= Task requirements =
Transcribe every line exactly and omit anything that is a picture.

= Entries supplied =

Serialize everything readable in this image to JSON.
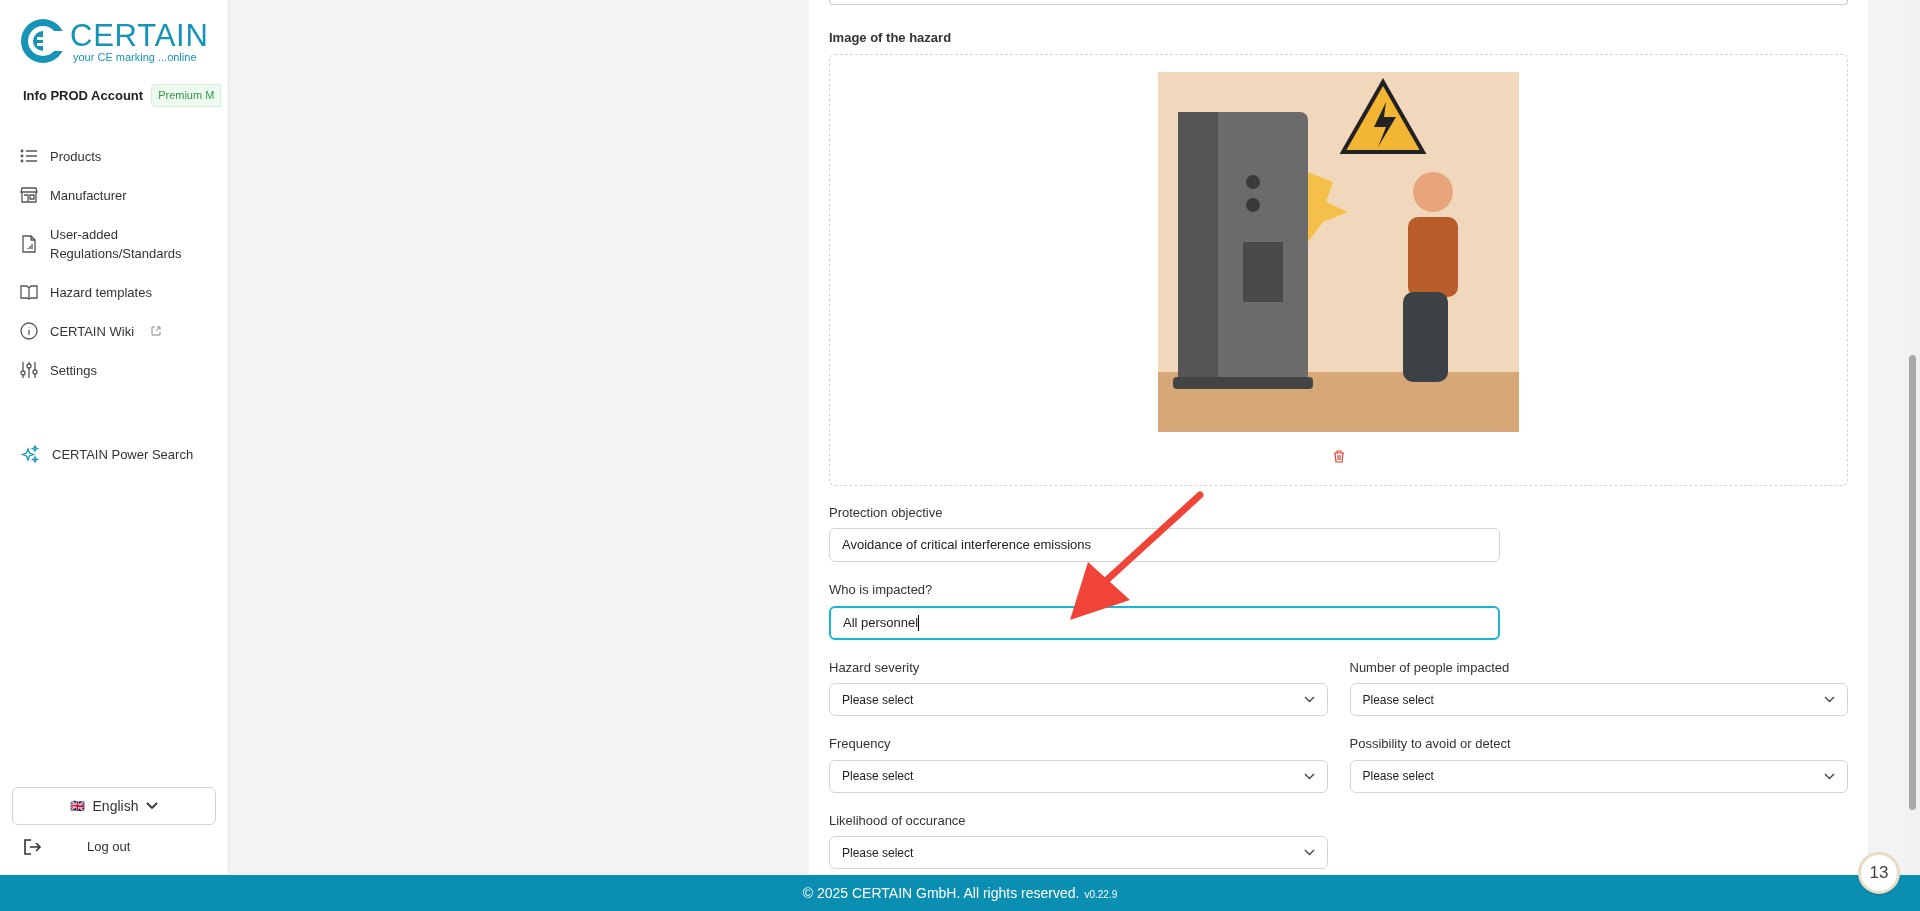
{
  "sidebar": {
    "logo": {
      "name": "CERTAIN",
      "tagline": "your CE marking ...online"
    },
    "account": {
      "name": "Info PROD Account",
      "plan": "Premium M"
    },
    "items": [
      {
        "label": "Products",
        "external": false
      },
      {
        "label": "Manufacturer",
        "external": false
      },
      {
        "label": "User-added Regulations/Standards",
        "external": false
      },
      {
        "label": "Hazard templates",
        "external": false
      },
      {
        "label": "CERTAIN Wiki",
        "external": true
      },
      {
        "label": "Settings",
        "external": false
      }
    ],
    "power_search": {
      "label": "CERTAIN Power Search"
    },
    "language": {
      "flag": "🇬🇧",
      "label": "English"
    },
    "logout": {
      "label": "Log out"
    }
  },
  "form": {
    "image_label": "Image of the hazard",
    "rows": [
      [
        {
          "kind": "text",
          "label": "Protection objective",
          "value": "Avoidance of critical interference emissions",
          "focused": false
        }
      ],
      [
        {
          "kind": "text",
          "label": "Who is impacted?",
          "value": "All personnel",
          "focused": true
        }
      ],
      [
        {
          "kind": "select",
          "label": "Hazard severity",
          "value": "Please select",
          "focused": false
        },
        {
          "kind": "select",
          "label": "Number of people impacted",
          "value": "Please select",
          "focused": false
        }
      ],
      [
        {
          "kind": "select",
          "label": "Frequency",
          "value": "Please select",
          "focused": false
        },
        {
          "kind": "select",
          "label": "Possibility to avoid or detect",
          "value": "Please select",
          "focused": false
        }
      ],
      [
        {
          "kind": "select",
          "label": "Likelihood of occurance",
          "value": "Please select",
          "focused": false
        }
      ]
    ]
  },
  "footer": {
    "copyright": "© 2025 CERTAIN GmbH. All rights reserved.",
    "version": "v0.22.9"
  },
  "notification_badge": {
    "count": "13"
  }
}
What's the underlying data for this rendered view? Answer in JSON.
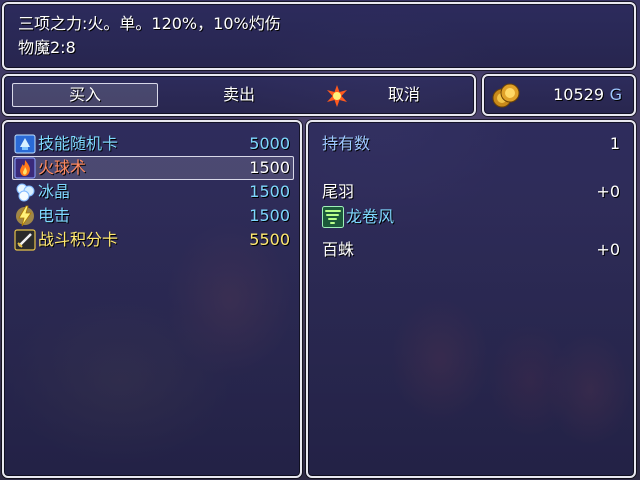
{
  "help": {
    "line1": "三项之力:火。单。120%，10%灼伤",
    "line2": "物魔2:8"
  },
  "command": {
    "buy_label": "买入",
    "sell_label": "卖出",
    "cancel_label": "取消",
    "selected": "buy"
  },
  "gold": {
    "amount": "10529",
    "unit": "G"
  },
  "shop_items": [
    {
      "icon": "skill-card-icon",
      "name": "技能随机卡",
      "price": "5000"
    },
    {
      "icon": "fire-icon",
      "name": "火球术",
      "price": "1500"
    },
    {
      "icon": "ice-crystal-icon",
      "name": "冰晶",
      "price": "1500"
    },
    {
      "icon": "lightning-icon",
      "name": "电击",
      "price": "1500"
    },
    {
      "icon": "sword-card-icon",
      "name": "战斗积分卡",
      "price": "5500"
    }
  ],
  "status": {
    "possession_label": "持有数",
    "possession_count": "1",
    "party": [
      {
        "name": "尾羽",
        "change": "+0"
      },
      {
        "name": "龙卷风"
      },
      {
        "name": "百蛛",
        "change": "+0"
      }
    ]
  },
  "colors": {
    "frame_border": "#e8e8f0",
    "window_fill": "#28285a",
    "skill_text": "#7fd8ff",
    "fire_text": "#ff8a60",
    "card_text": "#ffe870"
  }
}
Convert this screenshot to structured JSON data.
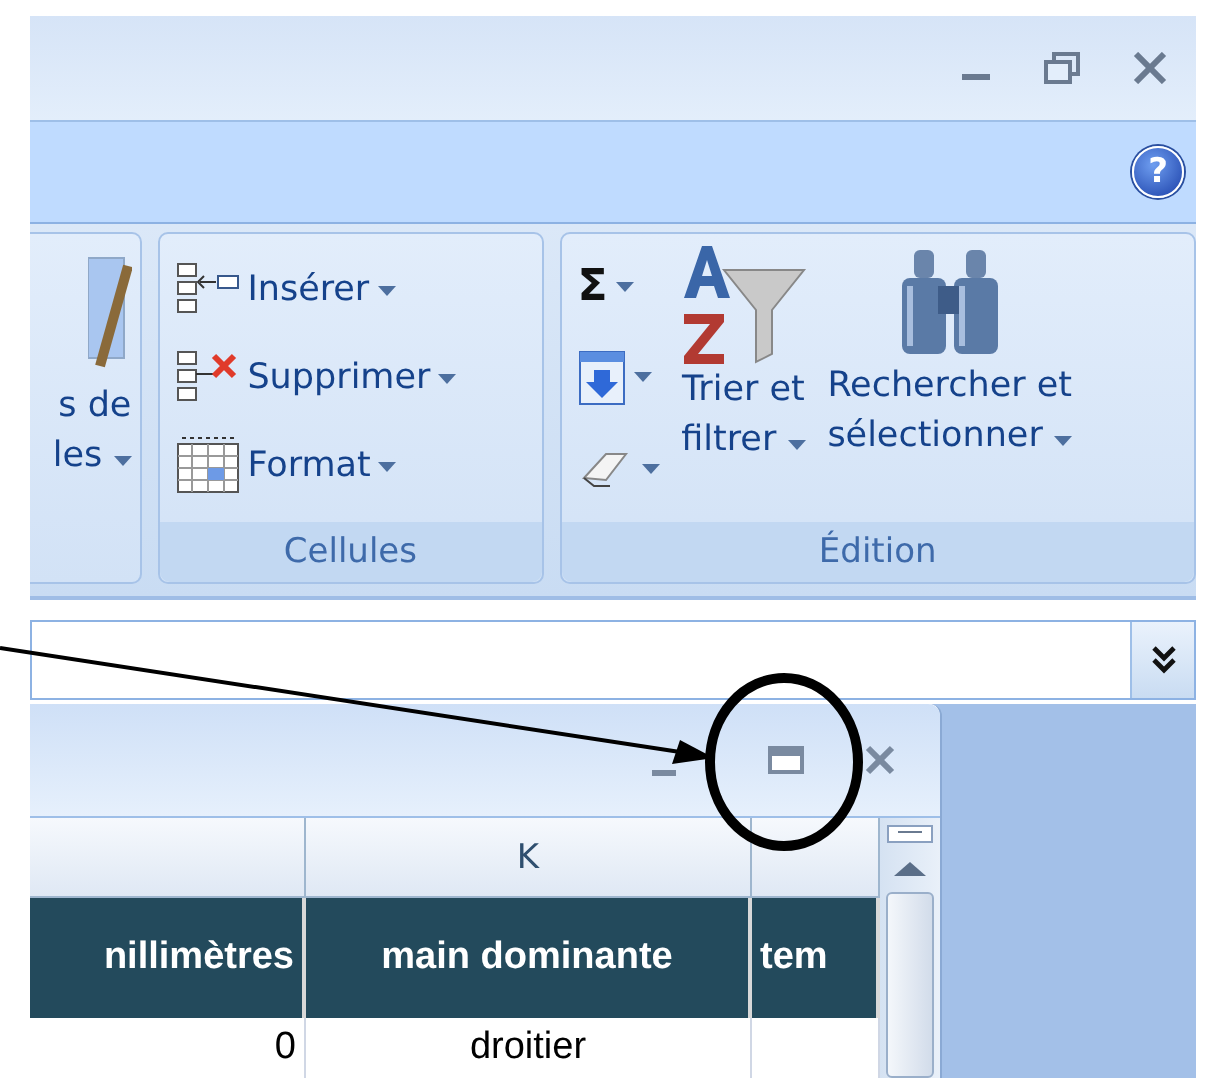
{
  "help": "?",
  "ribbon": {
    "styles_button": {
      "lines": [
        "s de",
        "les"
      ]
    },
    "groups": [
      {
        "kind": "cells",
        "label": "Cellules",
        "items": [
          {
            "label": "Insérer"
          },
          {
            "label": "Supprimer"
          },
          {
            "label": "Format"
          }
        ]
      },
      {
        "kind": "editing",
        "label": "Édition",
        "sum": "Σ",
        "big": [
          {
            "lines": [
              "Trier et",
              "filtrer"
            ]
          },
          {
            "lines": [
              "Rechercher et",
              "sélectionner"
            ]
          }
        ]
      }
    ]
  },
  "sheet": {
    "columns": [
      {
        "heading": "nillimètres",
        "cells": [
          "0"
        ]
      },
      {
        "letter": "K",
        "heading": "main dominante",
        "cells": [
          "droitier"
        ]
      },
      {
        "heading": "tem"
      }
    ]
  }
}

= The reply =
Serialize everything readable in this image to JSON.
{
  "sidebar": {
    "logo": {
      "name": "CERTAIN",
      "tagline": "your CE marking ...online"
    },
    "account": {
      "name": "Info PROD Account",
      "plan": "Premium M"
    },
    "items": [
      {
        "label": "Products",
        "external": false
      },
      {
        "label": "Manufacturer",
        "external": false
      },
      {
        "label": "User-added Regulations/Standards",
        "external": false
      },
      {
        "label": "Hazard templates",
        "external": false
      },
      {
        "label": "CERTAIN Wiki",
        "external": true
      },
      {
        "label": "Settings",
        "external": false
      }
    ],
    "power_search": {
      "label": "CERTAIN Power Search"
    },
    "language": {
      "flag": "🇬🇧",
      "label": "English"
    },
    "logout": {
      "label": "Log out"
    }
  },
  "form": {
    "image_label": "Image of the hazard",
    "rows": [
      [
        {
          "kind": "text",
          "label": "Protection objective",
          "value": "Avoidance of critical interference emissions",
          "focused": false
        }
      ],
      [
        {
          "kind": "text",
          "label": "Who is impacted?",
          "value": "All personnel",
          "focused": true
        }
      ],
      [
        {
          "kind": "select",
          "label": "Hazard severity",
          "value": "Please select",
          "focused": false
        },
        {
          "kind": "select",
          "label": "Number of people impacted",
          "value": "Please select",
          "focused": false
        }
      ],
      [
        {
          "kind": "select",
          "label": "Frequency",
          "value": "Please select",
          "focused": false
        },
        {
          "kind": "select",
          "label": "Possibility to avoid or detect",
          "value": "Please select",
          "focused": false
        }
      ],
      [
        {
          "kind": "select",
          "label": "Likelihood of occurance",
          "value": "Please select",
          "focused": false
        }
      ]
    ]
  },
  "footer": {
    "copyright": "© 2025 CERTAIN GmbH. All rights reserved.",
    "version": "v0.22.9"
  },
  "notification_badge": {
    "count": "13"
  }
}
What's the underlying data for this rendered view? Answer in JSON.
{
  "help": {
    "line1": "三项之力:火。单。120%，10%灼伤",
    "line2": "物魔2:8"
  },
  "command": {
    "buy_label": "买入",
    "sell_label": "卖出",
    "cancel_label": "取消",
    "selected": "buy"
  },
  "gold": {
    "amount": "10529",
    "unit": "G"
  },
  "shop_items": [
    {
      "icon": "skill-card-icon",
      "name": "技能随机卡",
      "price": "5000"
    },
    {
      "icon": "fire-icon",
      "name": "火球术",
      "price": "1500"
    },
    {
      "icon": "ice-crystal-icon",
      "name": "冰晶",
      "price": "1500"
    },
    {
      "icon": "lightning-icon",
      "name": "电击",
      "price": "1500"
    },
    {
      "icon": "sword-card-icon",
      "name": "战斗积分卡",
      "price": "5500"
    }
  ],
  "status": {
    "possession_label": "持有数",
    "possession_count": "1",
    "party": [
      {
        "name": "尾羽",
        "change": "+0"
      },
      {
        "name": "龙卷风"
      },
      {
        "name": "百蛛",
        "change": "+0"
      }
    ]
  },
  "colors": {
    "frame_border": "#e8e8f0",
    "window_fill": "#28285a",
    "skill_text": "#7fd8ff",
    "fire_text": "#ff8a60",
    "card_text": "#ffe870"
  }
}
Convert this screenshot to structured JSON data.
{
  "help": "?",
  "ribbon": {
    "styles_button": {
      "lines": [
        "s de",
        "les"
      ]
    },
    "groups": [
      {
        "kind": "cells",
        "label": "Cellules",
        "items": [
          {
            "label": "Insérer"
          },
          {
            "label": "Supprimer"
          },
          {
            "label": "Format"
          }
        ]
      },
      {
        "kind": "editing",
        "label": "Édition",
        "sum": "Σ",
        "big": [
          {
            "lines": [
              "Trier et",
              "filtrer"
            ]
          },
          {
            "lines": [
              "Rechercher et",
              "sélectionner"
            ]
          }
        ]
      }
    ]
  },
  "sheet": {
    "columns": [
      {
        "heading": "nillimètres",
        "cells": [
          "0"
        ]
      },
      {
        "letter": "K",
        "heading": "main dominante",
        "cells": [
          "droitier"
        ]
      },
      {
        "heading": "tem"
      }
    ]
  }
}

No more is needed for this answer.